(Dataset items)
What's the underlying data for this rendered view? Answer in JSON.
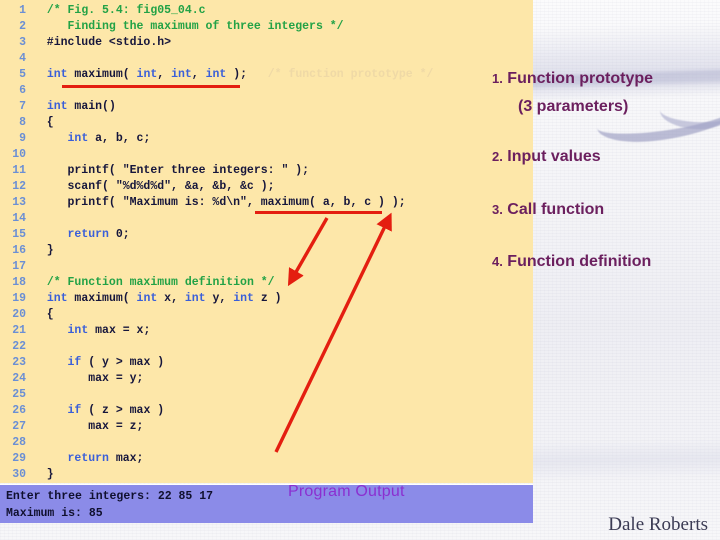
{
  "slide": {
    "title_comment": "Fig. 5.4: fig05_04.c",
    "author": "Dale Roberts"
  },
  "code": {
    "lines": [
      {
        "n": "1",
        "segments": [
          {
            "t": "  ",
            "c": "plain"
          },
          {
            "t": "/* Fig. 5.4: fig05_04.c",
            "c": "cmt"
          }
        ]
      },
      {
        "n": "2",
        "segments": [
          {
            "t": "     ",
            "c": "plain"
          },
          {
            "t": "Finding the maximum of three integers */",
            "c": "cmt"
          }
        ]
      },
      {
        "n": "3",
        "segments": [
          {
            "t": "  #include <stdio.h>",
            "c": "plain"
          }
        ]
      },
      {
        "n": "4",
        "segments": [
          {
            "t": "",
            "c": "plain"
          }
        ]
      },
      {
        "n": "5",
        "segments": [
          {
            "t": "  ",
            "c": "plain"
          },
          {
            "t": "int",
            "c": "kw"
          },
          {
            "t": " maximum( ",
            "c": "plain"
          },
          {
            "t": "int",
            "c": "kw"
          },
          {
            "t": ", ",
            "c": "plain"
          },
          {
            "t": "int",
            "c": "kw"
          },
          {
            "t": ", ",
            "c": "plain"
          },
          {
            "t": "int",
            "c": "kw"
          },
          {
            "t": " );   ",
            "c": "plain"
          },
          {
            "t": "/* function prototype */",
            "c": "cmt-faded"
          }
        ]
      },
      {
        "n": "6",
        "segments": [
          {
            "t": "",
            "c": "plain"
          }
        ]
      },
      {
        "n": "7",
        "segments": [
          {
            "t": "  ",
            "c": "plain"
          },
          {
            "t": "int",
            "c": "kw"
          },
          {
            "t": " main()",
            "c": "plain"
          }
        ]
      },
      {
        "n": "8",
        "segments": [
          {
            "t": "  {",
            "c": "plain"
          }
        ]
      },
      {
        "n": "9",
        "segments": [
          {
            "t": "     ",
            "c": "plain"
          },
          {
            "t": "int",
            "c": "kw"
          },
          {
            "t": " a, b, c;",
            "c": "plain"
          }
        ]
      },
      {
        "n": "10",
        "segments": [
          {
            "t": "",
            "c": "plain"
          }
        ]
      },
      {
        "n": "11",
        "segments": [
          {
            "t": "     printf( \"Enter three integers: \" );",
            "c": "plain"
          }
        ]
      },
      {
        "n": "12",
        "segments": [
          {
            "t": "     scanf( \"%d%d%d\", &a, &b, &c );",
            "c": "plain"
          }
        ]
      },
      {
        "n": "13",
        "segments": [
          {
            "t": "     printf( \"Maximum is: %d\\n\", maximum( a, b, c ) );",
            "c": "plain"
          }
        ]
      },
      {
        "n": "14",
        "segments": [
          {
            "t": "",
            "c": "plain"
          }
        ]
      },
      {
        "n": "15",
        "segments": [
          {
            "t": "     ",
            "c": "plain"
          },
          {
            "t": "return",
            "c": "kw"
          },
          {
            "t": " 0;",
            "c": "plain"
          }
        ]
      },
      {
        "n": "16",
        "segments": [
          {
            "t": "  }",
            "c": "plain"
          }
        ]
      },
      {
        "n": "17",
        "segments": [
          {
            "t": "",
            "c": "plain"
          }
        ]
      },
      {
        "n": "18",
        "segments": [
          {
            "t": "  ",
            "c": "plain"
          },
          {
            "t": "/* Function maximum definition */",
            "c": "cmt"
          }
        ]
      },
      {
        "n": "19",
        "segments": [
          {
            "t": "  ",
            "c": "plain"
          },
          {
            "t": "int",
            "c": "kw"
          },
          {
            "t": " maximum( ",
            "c": "plain"
          },
          {
            "t": "int",
            "c": "kw"
          },
          {
            "t": " x, ",
            "c": "plain"
          },
          {
            "t": "int",
            "c": "kw"
          },
          {
            "t": " y, ",
            "c": "plain"
          },
          {
            "t": "int",
            "c": "kw"
          },
          {
            "t": " z )",
            "c": "plain"
          }
        ]
      },
      {
        "n": "20",
        "segments": [
          {
            "t": "  {",
            "c": "plain"
          }
        ]
      },
      {
        "n": "21",
        "segments": [
          {
            "t": "     ",
            "c": "plain"
          },
          {
            "t": "int",
            "c": "kw"
          },
          {
            "t": " max = x;",
            "c": "plain"
          }
        ]
      },
      {
        "n": "22",
        "segments": [
          {
            "t": "",
            "c": "plain"
          }
        ]
      },
      {
        "n": "23",
        "segments": [
          {
            "t": "     ",
            "c": "plain"
          },
          {
            "t": "if",
            "c": "kw"
          },
          {
            "t": " ( y > max )",
            "c": "plain"
          }
        ]
      },
      {
        "n": "24",
        "segments": [
          {
            "t": "        max = y;",
            "c": "plain"
          }
        ]
      },
      {
        "n": "25",
        "segments": [
          {
            "t": "",
            "c": "plain"
          }
        ]
      },
      {
        "n": "26",
        "segments": [
          {
            "t": "     ",
            "c": "plain"
          },
          {
            "t": "if",
            "c": "kw"
          },
          {
            "t": " ( z > max )",
            "c": "plain"
          }
        ]
      },
      {
        "n": "27",
        "segments": [
          {
            "t": "        max = z;",
            "c": "plain"
          }
        ]
      },
      {
        "n": "28",
        "segments": [
          {
            "t": "",
            "c": "plain"
          }
        ]
      },
      {
        "n": "29",
        "segments": [
          {
            "t": "     ",
            "c": "plain"
          },
          {
            "t": "return",
            "c": "kw"
          },
          {
            "t": " max;",
            "c": "plain"
          }
        ]
      },
      {
        "n": "30",
        "segments": [
          {
            "t": "  }",
            "c": "plain"
          }
        ]
      }
    ]
  },
  "output": {
    "label": "Program Output",
    "lines": [
      "Enter three integers: 22 85 17",
      "Maximum is: 85"
    ]
  },
  "annotations": [
    {
      "num": "1.",
      "text": "Function prototype"
    },
    {
      "num": "",
      "text": "(3 parameters)"
    },
    {
      "num": "2.",
      "text": " Input values"
    },
    {
      "num": "3.",
      "text": "Call function"
    },
    {
      "num": "4.",
      "text": "Function definition"
    }
  ],
  "colors": {
    "code_bg": "#fde7a9",
    "line_number": "#6b8fd4",
    "keyword": "#3a5fd9",
    "comment": "#22a246",
    "code_text": "#16163c",
    "highlight_red": "#e41e10",
    "output_bg": "#8b8be8",
    "output_label": "#8b2fd0",
    "annotation": "#6b1f5e",
    "footer": "#3b3b54"
  }
}
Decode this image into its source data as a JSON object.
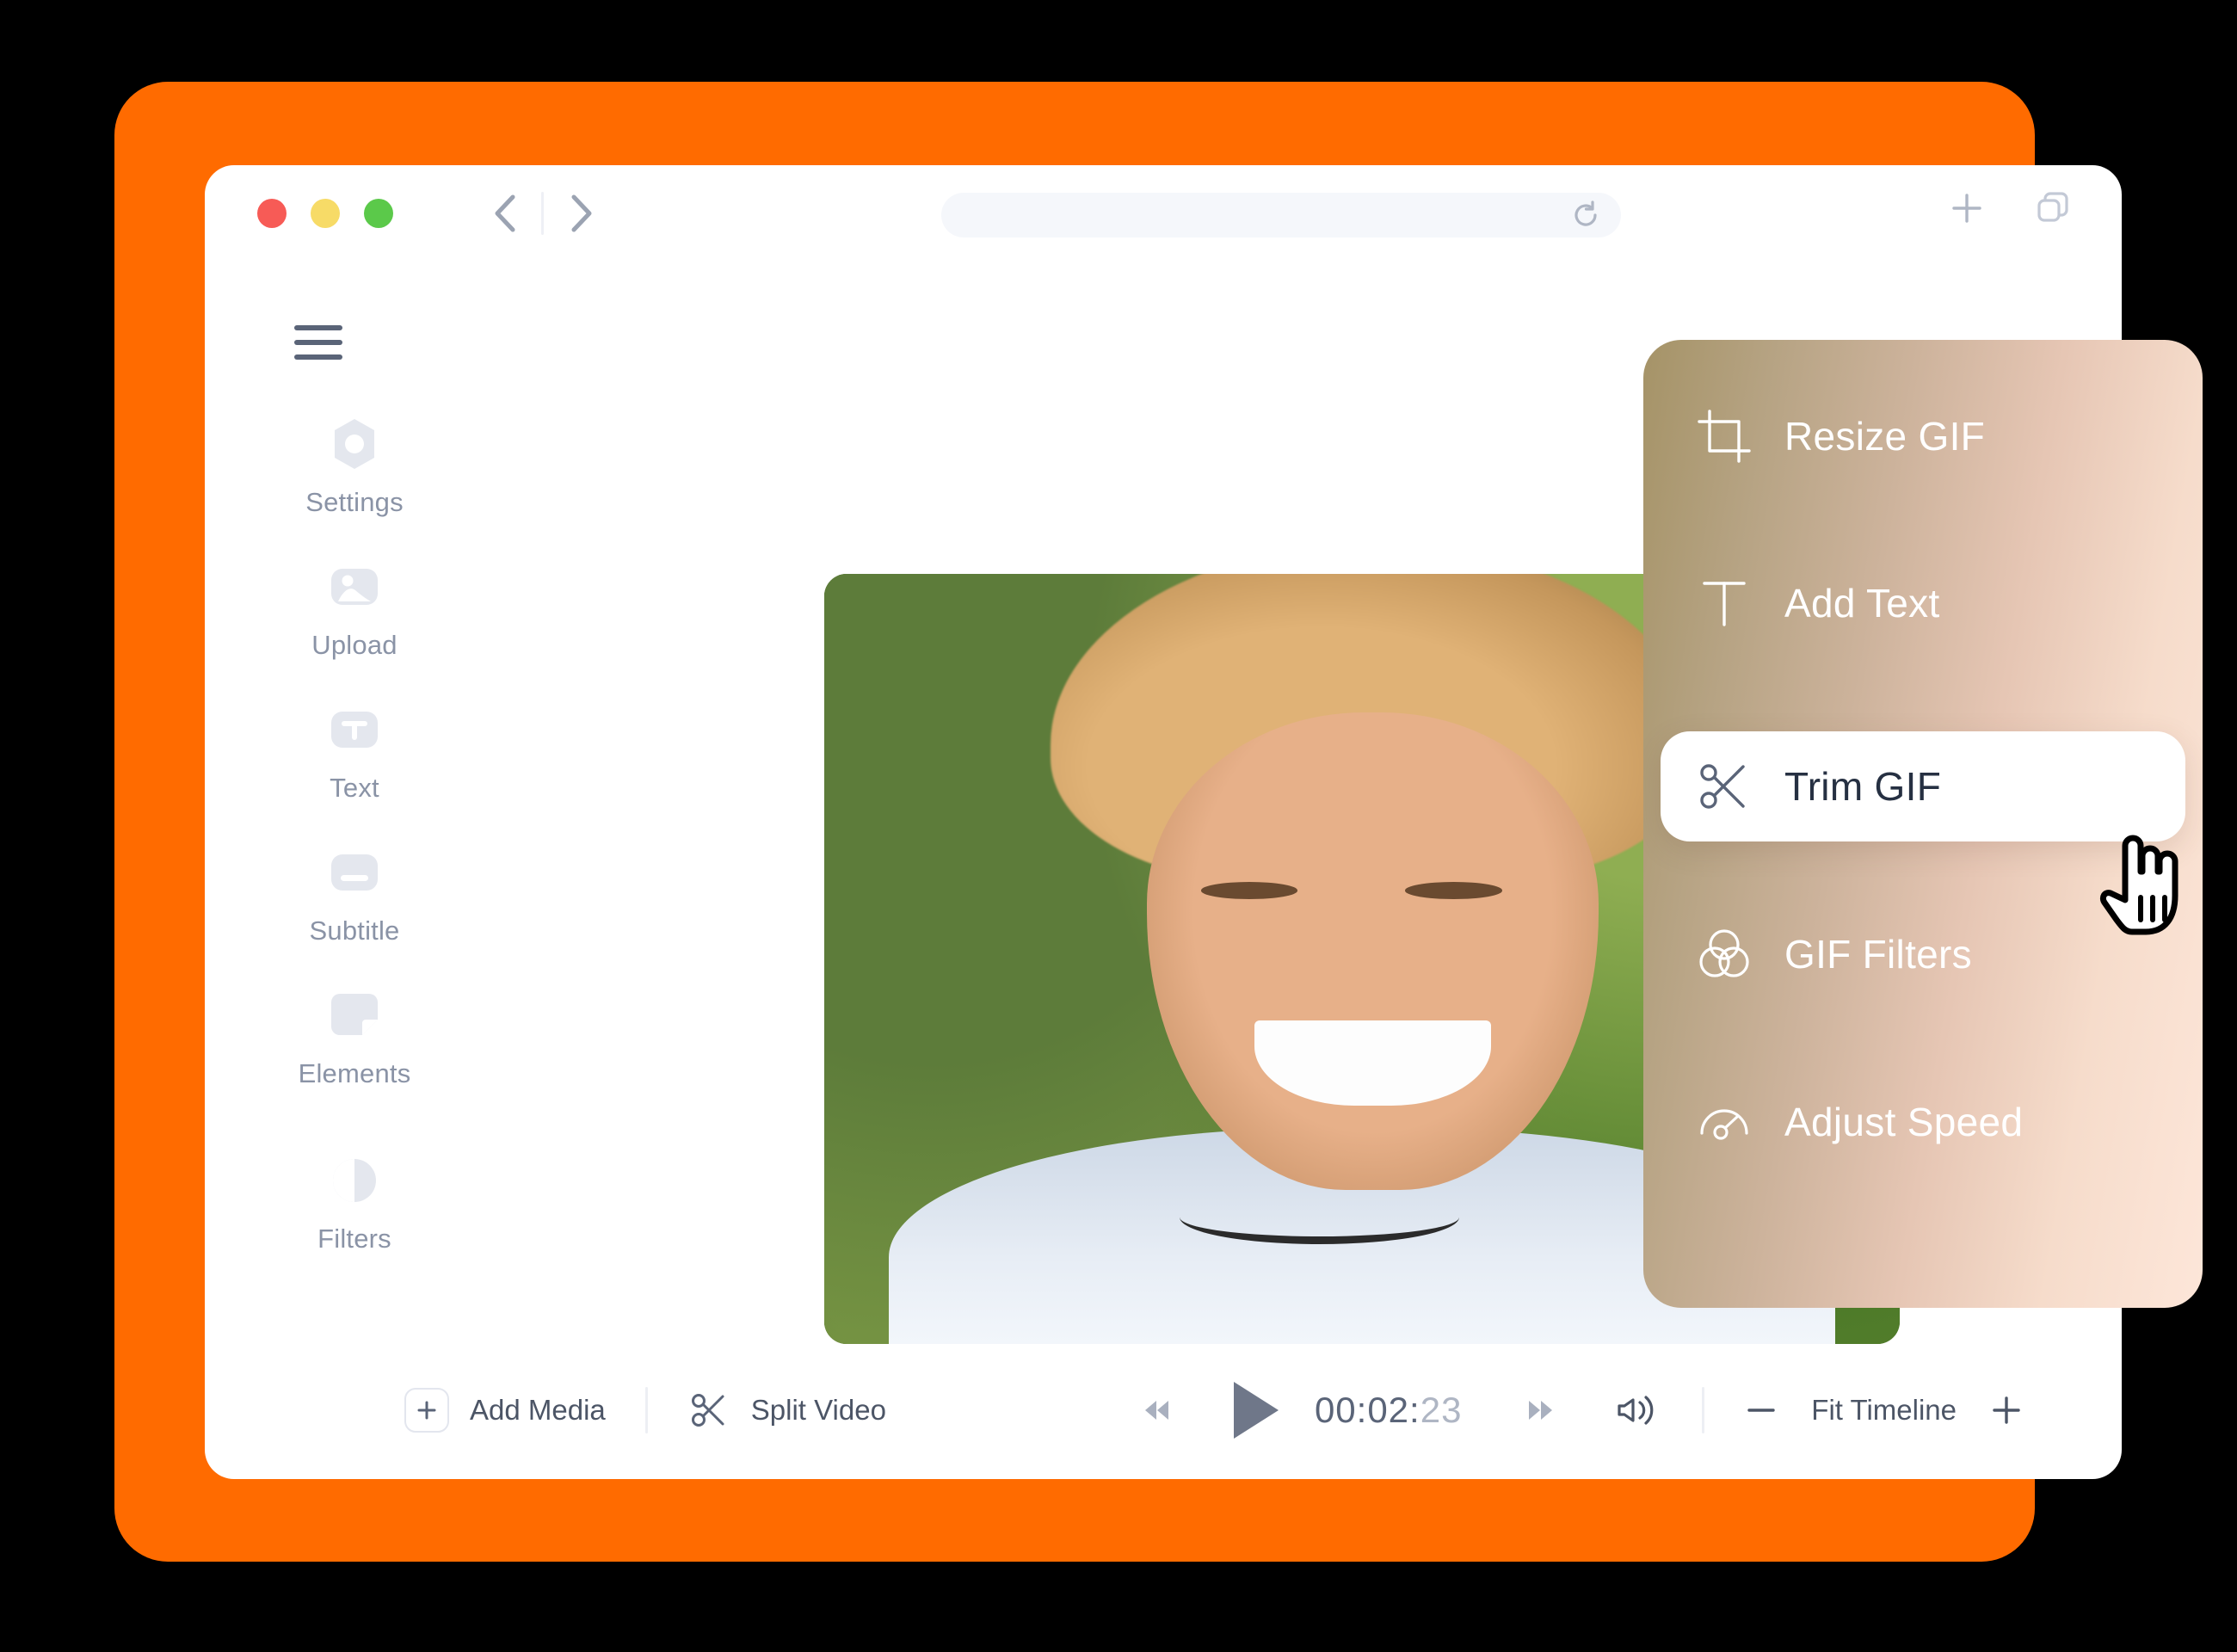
{
  "theme": {
    "brand_orange": "#FF6B00",
    "panel_gradient_from": "#a59367",
    "panel_gradient_to": "#fde6d9",
    "active_row_bg": "#FFFFFF",
    "active_row_text": "#263042",
    "sidebar_label_color": "#8A93A6",
    "toolbar_label_color": "#4C5566"
  },
  "browser": {
    "traffic_lights": [
      {
        "name": "close",
        "color": "#F75B56"
      },
      {
        "name": "minimize",
        "color": "#F7DB67"
      },
      {
        "name": "zoom",
        "color": "#5BC94A"
      }
    ],
    "back_icon": "chevron-left-icon",
    "forward_icon": "chevron-right-icon",
    "reload_icon": "reload-icon",
    "new_tab_icon": "plus-icon",
    "tabs_icon": "copy-tabs-icon",
    "url_value": "",
    "url_placeholder": ""
  },
  "sidebar": {
    "menu_icon": "hamburger-icon",
    "items": [
      {
        "label": "Settings",
        "icon": "settings-nut-icon"
      },
      {
        "label": "Upload",
        "icon": "image-upload-icon"
      },
      {
        "label": "Text",
        "icon": "text-t-icon"
      },
      {
        "label": "Subtitle",
        "icon": "subtitle-bar-icon"
      },
      {
        "label": "Elements",
        "icon": "elements-sticker-icon"
      },
      {
        "label": "Filters",
        "icon": "filters-contrast-icon"
      }
    ]
  },
  "preview": {
    "alt": "Smiling young woman laughing outdoors with green foliage background"
  },
  "toolbar": {
    "add_media_label": "Add Media",
    "add_media_icon": "plus-box-icon",
    "split_video_label": "Split Video",
    "split_video_icon": "scissors-icon",
    "rewind_icon": "rewind-icon",
    "play_icon": "play-icon",
    "forward_icon": "fast-forward-icon",
    "timecode_major": "00:02:",
    "timecode_minor": "23",
    "volume_icon": "volume-icon",
    "zoom_out_icon": "minus-icon",
    "fit_timeline_label": "Fit Timeline",
    "zoom_in_icon": "plus-icon"
  },
  "gif_menu": {
    "items": [
      {
        "label": "Resize GIF",
        "icon": "crop-icon",
        "active": false
      },
      {
        "label": "Add Text",
        "icon": "text-t-icon",
        "active": false
      },
      {
        "label": "Trim GIF",
        "icon": "scissors-icon",
        "active": true
      },
      {
        "label": "GIF Filters",
        "icon": "venn-circles-icon",
        "active": false
      },
      {
        "label": "Adjust Speed",
        "icon": "speedometer-icon",
        "active": false
      }
    ]
  },
  "cursor": {
    "icon": "pointing-hand-cursor",
    "over_item": "Trim GIF"
  }
}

What you have to do
Return all the lines that contain the string "JSON".

Solution to this exercise
What's the underlying data for this rendered view? Answer in JSON.
Decode this image into its source data as a JSON object.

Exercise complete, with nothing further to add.